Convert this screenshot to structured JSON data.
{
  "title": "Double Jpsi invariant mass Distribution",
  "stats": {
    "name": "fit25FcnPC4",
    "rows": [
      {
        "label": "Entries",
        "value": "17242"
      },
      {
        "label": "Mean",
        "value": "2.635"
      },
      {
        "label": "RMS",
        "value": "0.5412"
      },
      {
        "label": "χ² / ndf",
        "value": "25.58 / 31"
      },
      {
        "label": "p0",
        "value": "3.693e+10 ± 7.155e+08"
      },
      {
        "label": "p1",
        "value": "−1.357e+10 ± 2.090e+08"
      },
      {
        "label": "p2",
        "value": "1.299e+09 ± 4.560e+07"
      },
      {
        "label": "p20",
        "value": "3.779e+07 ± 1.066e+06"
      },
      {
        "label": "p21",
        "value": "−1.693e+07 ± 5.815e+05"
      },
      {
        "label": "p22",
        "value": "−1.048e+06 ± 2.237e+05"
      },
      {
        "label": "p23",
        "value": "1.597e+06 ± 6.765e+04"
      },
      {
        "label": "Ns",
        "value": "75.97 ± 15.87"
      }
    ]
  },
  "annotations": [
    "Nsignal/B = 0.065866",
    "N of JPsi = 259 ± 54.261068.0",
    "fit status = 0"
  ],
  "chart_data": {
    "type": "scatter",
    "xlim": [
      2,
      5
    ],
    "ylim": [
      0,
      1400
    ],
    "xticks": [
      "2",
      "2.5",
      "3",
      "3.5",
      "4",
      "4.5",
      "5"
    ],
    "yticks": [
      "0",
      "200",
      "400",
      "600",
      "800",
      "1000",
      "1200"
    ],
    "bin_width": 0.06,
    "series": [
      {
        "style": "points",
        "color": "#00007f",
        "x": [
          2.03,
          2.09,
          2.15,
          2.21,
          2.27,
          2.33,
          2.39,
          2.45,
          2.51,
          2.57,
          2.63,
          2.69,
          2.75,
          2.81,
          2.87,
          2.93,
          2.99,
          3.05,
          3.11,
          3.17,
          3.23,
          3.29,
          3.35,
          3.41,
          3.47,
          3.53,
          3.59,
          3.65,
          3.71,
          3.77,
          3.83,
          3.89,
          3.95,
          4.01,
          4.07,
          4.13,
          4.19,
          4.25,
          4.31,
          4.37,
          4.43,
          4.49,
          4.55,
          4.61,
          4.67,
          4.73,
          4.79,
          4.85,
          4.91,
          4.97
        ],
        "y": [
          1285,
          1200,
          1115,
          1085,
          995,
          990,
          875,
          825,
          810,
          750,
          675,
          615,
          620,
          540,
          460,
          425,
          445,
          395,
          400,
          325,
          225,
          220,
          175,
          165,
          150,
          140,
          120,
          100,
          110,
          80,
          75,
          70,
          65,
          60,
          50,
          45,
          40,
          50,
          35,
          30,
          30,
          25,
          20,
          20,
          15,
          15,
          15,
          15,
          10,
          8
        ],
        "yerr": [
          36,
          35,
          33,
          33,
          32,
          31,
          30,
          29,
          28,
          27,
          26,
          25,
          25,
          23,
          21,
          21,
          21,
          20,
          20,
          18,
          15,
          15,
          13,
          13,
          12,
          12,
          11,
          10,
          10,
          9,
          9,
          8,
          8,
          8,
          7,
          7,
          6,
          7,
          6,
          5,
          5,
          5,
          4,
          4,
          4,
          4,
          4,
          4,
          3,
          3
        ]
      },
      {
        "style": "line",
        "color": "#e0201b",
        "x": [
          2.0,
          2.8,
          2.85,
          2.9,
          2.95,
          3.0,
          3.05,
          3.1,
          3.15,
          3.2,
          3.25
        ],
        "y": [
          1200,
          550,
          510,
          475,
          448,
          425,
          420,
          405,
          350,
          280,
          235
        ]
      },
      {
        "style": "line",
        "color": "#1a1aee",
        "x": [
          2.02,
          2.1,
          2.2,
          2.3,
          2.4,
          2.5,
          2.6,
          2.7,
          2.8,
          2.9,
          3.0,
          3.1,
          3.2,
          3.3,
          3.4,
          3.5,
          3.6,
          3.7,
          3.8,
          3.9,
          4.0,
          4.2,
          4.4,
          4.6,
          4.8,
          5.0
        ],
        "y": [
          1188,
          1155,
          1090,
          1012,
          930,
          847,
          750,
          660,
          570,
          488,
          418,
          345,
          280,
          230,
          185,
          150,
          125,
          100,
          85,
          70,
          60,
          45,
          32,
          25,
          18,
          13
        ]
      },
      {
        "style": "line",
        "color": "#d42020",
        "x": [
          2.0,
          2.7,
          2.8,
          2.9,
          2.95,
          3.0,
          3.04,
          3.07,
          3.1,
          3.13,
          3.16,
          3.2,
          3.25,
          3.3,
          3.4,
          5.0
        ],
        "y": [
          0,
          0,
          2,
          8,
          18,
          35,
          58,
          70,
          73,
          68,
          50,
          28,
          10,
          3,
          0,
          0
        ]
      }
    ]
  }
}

§ Directions: Every record above should be copied exactly.

§ Written answer:
Convert this screenshot to structured JSON data.
{
  "title": "Double Jpsi invariant mass Distribution",
  "stats": {
    "name": "fit25FcnPC4",
    "rows": [
      {
        "label": "Entries",
        "value": "17242"
      },
      {
        "label": "Mean",
        "value": "2.635"
      },
      {
        "label": "RMS",
        "value": "0.5412"
      },
      {
        "label": "χ² / ndf",
        "value": "25.58 / 31"
      },
      {
        "label": "p0",
        "value": "3.693e+10 ± 7.155e+08"
      },
      {
        "label": "p1",
        "value": "−1.357e+10 ± 2.090e+08"
      },
      {
        "label": "p2",
        "value": "1.299e+09 ± 4.560e+07"
      },
      {
        "label": "p20",
        "value": "3.779e+07 ± 1.066e+06"
      },
      {
        "label": "p21",
        "value": "−1.693e+07 ± 5.815e+05"
      },
      {
        "label": "p22",
        "value": "−1.048e+06 ± 2.237e+05"
      },
      {
        "label": "p23",
        "value": "1.597e+06 ± 6.765e+04"
      },
      {
        "label": "Ns",
        "value": "75.97 ± 15.87"
      }
    ]
  },
  "annotations": [
    "Nsignal/B = 0.065866",
    "N of JPsi = 259 ± 54.261068.0",
    "fit status = 0"
  ],
  "chart_data": {
    "type": "scatter",
    "xlim": [
      2,
      5
    ],
    "ylim": [
      0,
      1400
    ],
    "xticks": [
      "2",
      "2.5",
      "3",
      "3.5",
      "4",
      "4.5",
      "5"
    ],
    "yticks": [
      "0",
      "200",
      "400",
      "600",
      "800",
      "1000",
      "1200"
    ],
    "bin_width": 0.06,
    "series": [
      {
        "style": "points",
        "color": "#00007f",
        "x": [
          2.03,
          2.09,
          2.15,
          2.21,
          2.27,
          2.33,
          2.39,
          2.45,
          2.51,
          2.57,
          2.63,
          2.69,
          2.75,
          2.81,
          2.87,
          2.93,
          2.99,
          3.05,
          3.11,
          3.17,
          3.23,
          3.29,
          3.35,
          3.41,
          3.47,
          3.53,
          3.59,
          3.65,
          3.71,
          3.77,
          3.83,
          3.89,
          3.95,
          4.01,
          4.07,
          4.13,
          4.19,
          4.25,
          4.31,
          4.37,
          4.43,
          4.49,
          4.55,
          4.61,
          4.67,
          4.73,
          4.79,
          4.85,
          4.91,
          4.97
        ],
        "y": [
          1285,
          1200,
          1115,
          1085,
          995,
          990,
          875,
          825,
          810,
          750,
          675,
          615,
          620,
          540,
          460,
          425,
          445,
          395,
          400,
          325,
          225,
          220,
          175,
          165,
          150,
          140,
          120,
          100,
          110,
          80,
          75,
          70,
          65,
          60,
          50,
          45,
          40,
          50,
          35,
          30,
          30,
          25,
          20,
          20,
          15,
          15,
          15,
          15,
          10,
          8
        ],
        "yerr": [
          36,
          35,
          33,
          33,
          32,
          31,
          30,
          29,
          28,
          27,
          26,
          25,
          25,
          23,
          21,
          21,
          21,
          20,
          20,
          18,
          15,
          15,
          13,
          13,
          12,
          12,
          11,
          10,
          10,
          9,
          9,
          8,
          8,
          8,
          7,
          7,
          6,
          7,
          6,
          5,
          5,
          5,
          4,
          4,
          4,
          4,
          4,
          4,
          3,
          3
        ]
      },
      {
        "style": "line",
        "color": "#e0201b",
        "x": [
          2.0,
          2.8,
          2.85,
          2.9,
          2.95,
          3.0,
          3.05,
          3.1,
          3.15,
          3.2,
          3.25
        ],
        "y": [
          1200,
          550,
          510,
          475,
          448,
          425,
          420,
          405,
          350,
          280,
          235
        ]
      },
      {
        "style": "line",
        "color": "#1a1aee",
        "x": [
          2.02,
          2.1,
          2.2,
          2.3,
          2.4,
          2.5,
          2.6,
          2.7,
          2.8,
          2.9,
          3.0,
          3.1,
          3.2,
          3.3,
          3.4,
          3.5,
          3.6,
          3.7,
          3.8,
          3.9,
          4.0,
          4.2,
          4.4,
          4.6,
          4.8,
          5.0
        ],
        "y": [
          1188,
          1155,
          1090,
          1012,
          930,
          847,
          750,
          660,
          570,
          488,
          418,
          345,
          280,
          230,
          185,
          150,
          125,
          100,
          85,
          70,
          60,
          45,
          32,
          25,
          18,
          13
        ]
      },
      {
        "style": "line",
        "color": "#d42020",
        "x": [
          2.0,
          2.7,
          2.8,
          2.9,
          2.95,
          3.0,
          3.04,
          3.07,
          3.1,
          3.13,
          3.16,
          3.2,
          3.25,
          3.3,
          3.4,
          5.0
        ],
        "y": [
          0,
          0,
          2,
          8,
          18,
          35,
          58,
          70,
          73,
          68,
          50,
          28,
          10,
          3,
          0,
          0
        ]
      }
    ]
  }
}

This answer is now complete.